*Your instructions*
Each line that includes the string "heading" counts once; give the total and nothing else.

(Data extracted from a collection)
START
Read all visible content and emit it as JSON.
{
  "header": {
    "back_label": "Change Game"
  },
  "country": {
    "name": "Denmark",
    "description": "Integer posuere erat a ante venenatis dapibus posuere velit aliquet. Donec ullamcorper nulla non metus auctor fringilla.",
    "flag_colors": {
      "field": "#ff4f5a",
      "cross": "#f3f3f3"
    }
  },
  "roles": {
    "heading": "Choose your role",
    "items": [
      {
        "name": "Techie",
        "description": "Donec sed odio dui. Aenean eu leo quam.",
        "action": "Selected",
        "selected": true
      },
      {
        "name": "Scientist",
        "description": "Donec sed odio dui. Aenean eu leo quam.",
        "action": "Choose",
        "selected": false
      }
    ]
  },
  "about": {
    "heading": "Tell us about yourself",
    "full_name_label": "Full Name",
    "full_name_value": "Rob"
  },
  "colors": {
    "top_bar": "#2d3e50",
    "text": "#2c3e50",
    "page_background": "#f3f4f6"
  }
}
END
*The response*
2